Problem description - Please find all lines in the data that hold the string "patients" and copy them.

Extracted records -

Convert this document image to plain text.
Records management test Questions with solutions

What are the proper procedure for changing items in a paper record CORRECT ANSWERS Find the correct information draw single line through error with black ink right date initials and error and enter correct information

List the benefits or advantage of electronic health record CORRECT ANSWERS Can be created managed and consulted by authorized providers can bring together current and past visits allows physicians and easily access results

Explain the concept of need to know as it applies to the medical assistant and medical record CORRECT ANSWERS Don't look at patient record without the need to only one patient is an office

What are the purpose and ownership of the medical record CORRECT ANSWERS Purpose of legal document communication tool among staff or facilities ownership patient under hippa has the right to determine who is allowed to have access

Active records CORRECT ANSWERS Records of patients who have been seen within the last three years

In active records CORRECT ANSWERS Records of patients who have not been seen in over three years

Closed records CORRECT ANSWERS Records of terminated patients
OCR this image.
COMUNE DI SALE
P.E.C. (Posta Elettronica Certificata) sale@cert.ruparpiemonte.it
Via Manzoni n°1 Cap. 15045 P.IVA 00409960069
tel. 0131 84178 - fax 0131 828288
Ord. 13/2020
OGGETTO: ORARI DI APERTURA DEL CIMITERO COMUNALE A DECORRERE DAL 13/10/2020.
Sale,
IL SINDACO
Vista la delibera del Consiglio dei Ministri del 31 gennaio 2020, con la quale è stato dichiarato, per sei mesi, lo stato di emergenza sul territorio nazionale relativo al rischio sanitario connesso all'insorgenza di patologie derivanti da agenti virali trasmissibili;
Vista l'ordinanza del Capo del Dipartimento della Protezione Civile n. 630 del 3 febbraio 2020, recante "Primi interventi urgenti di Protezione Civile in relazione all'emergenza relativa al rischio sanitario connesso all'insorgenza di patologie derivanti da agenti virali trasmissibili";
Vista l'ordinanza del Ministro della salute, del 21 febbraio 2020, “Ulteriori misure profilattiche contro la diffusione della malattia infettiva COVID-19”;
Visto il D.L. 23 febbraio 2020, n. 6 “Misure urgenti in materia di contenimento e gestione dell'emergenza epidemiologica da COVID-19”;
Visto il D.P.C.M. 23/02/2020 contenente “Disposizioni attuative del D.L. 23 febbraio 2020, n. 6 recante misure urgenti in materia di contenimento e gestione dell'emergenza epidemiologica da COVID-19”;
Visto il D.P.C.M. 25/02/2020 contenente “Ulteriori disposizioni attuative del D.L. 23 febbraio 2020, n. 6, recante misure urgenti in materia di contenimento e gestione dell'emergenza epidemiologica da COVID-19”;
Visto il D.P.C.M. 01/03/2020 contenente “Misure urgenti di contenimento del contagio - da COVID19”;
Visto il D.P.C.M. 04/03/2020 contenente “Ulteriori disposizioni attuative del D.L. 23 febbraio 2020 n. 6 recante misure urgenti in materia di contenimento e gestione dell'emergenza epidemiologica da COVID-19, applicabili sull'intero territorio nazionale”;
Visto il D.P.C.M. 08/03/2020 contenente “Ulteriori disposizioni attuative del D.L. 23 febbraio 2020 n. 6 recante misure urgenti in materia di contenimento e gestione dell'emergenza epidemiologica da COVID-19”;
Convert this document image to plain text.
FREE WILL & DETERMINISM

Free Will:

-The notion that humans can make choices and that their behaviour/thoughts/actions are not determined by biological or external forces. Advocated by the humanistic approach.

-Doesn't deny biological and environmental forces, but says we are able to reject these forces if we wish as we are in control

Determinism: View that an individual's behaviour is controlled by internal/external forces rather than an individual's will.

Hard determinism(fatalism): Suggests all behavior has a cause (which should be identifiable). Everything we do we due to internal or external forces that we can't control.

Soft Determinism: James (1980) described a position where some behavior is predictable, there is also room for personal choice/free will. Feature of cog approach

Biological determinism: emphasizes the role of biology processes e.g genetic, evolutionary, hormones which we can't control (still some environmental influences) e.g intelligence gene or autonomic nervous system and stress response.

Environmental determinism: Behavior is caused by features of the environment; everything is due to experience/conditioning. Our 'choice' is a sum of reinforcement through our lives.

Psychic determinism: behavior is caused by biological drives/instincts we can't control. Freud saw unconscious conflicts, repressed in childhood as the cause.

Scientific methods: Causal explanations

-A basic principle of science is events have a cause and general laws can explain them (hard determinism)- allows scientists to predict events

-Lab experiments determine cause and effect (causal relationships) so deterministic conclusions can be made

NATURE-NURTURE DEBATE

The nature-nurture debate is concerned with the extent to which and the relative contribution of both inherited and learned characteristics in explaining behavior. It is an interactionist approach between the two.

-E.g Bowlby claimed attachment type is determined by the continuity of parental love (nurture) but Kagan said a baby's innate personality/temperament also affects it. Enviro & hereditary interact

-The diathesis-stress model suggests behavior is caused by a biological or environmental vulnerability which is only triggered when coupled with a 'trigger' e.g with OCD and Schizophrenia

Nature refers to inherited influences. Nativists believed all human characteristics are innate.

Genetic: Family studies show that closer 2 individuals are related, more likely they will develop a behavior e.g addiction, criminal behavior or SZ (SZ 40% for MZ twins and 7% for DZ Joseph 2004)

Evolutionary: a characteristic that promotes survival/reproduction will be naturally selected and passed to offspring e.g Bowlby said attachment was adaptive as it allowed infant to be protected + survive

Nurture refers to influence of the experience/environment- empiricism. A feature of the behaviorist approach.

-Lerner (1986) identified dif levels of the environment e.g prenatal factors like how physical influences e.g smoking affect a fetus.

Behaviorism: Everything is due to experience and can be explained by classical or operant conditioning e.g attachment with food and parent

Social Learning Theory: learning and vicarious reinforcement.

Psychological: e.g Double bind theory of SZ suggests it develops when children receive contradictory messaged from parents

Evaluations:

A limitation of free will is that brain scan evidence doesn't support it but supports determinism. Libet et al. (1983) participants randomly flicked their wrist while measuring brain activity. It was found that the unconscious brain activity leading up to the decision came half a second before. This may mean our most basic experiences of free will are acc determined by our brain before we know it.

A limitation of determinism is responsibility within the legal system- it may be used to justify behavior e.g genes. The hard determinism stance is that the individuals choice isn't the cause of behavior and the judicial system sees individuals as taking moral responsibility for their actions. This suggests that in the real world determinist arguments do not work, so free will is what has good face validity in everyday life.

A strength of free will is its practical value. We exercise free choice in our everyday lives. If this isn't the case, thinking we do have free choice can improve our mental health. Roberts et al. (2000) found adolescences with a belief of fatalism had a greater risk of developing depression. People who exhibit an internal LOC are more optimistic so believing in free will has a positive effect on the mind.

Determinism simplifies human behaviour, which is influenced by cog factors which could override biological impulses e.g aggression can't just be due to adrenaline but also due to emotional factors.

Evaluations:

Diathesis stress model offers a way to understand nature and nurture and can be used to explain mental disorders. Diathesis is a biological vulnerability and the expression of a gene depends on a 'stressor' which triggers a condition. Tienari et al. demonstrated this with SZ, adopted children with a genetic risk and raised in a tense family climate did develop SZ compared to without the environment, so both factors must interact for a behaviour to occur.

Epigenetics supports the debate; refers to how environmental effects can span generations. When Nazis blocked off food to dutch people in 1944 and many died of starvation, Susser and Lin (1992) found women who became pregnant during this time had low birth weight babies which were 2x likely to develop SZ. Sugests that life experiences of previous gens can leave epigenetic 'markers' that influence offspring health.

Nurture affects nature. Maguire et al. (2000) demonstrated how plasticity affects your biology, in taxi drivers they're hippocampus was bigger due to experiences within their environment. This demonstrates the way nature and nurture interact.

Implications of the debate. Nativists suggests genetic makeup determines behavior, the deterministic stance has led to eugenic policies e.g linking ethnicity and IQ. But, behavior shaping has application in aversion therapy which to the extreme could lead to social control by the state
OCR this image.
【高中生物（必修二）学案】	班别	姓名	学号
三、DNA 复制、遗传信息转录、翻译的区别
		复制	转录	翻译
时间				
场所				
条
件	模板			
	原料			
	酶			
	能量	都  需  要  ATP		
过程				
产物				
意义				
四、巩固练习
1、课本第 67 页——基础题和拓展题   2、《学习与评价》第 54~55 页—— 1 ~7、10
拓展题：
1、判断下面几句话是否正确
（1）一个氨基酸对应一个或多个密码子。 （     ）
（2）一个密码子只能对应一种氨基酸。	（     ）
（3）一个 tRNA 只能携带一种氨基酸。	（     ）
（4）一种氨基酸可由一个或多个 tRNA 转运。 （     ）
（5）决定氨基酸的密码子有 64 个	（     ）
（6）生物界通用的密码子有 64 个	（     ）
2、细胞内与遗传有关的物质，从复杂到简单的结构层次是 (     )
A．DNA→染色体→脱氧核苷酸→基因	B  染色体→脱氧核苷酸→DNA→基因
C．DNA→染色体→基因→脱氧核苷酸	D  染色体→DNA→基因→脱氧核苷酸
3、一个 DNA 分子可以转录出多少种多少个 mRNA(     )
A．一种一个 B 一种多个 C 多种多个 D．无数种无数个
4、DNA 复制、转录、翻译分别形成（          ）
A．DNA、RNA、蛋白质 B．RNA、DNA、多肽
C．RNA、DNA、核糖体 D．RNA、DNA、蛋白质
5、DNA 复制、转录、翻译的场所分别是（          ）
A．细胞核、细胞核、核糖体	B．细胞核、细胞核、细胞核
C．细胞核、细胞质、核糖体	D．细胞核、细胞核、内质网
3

Result for this task -
Active records CORRECT ANSWERS Records of patients who have been seen within the last three years
In active records CORRECT ANSWERS Records of patients who have not been seen in over three years
Closed records CORRECT ANSWERS Records of terminated patients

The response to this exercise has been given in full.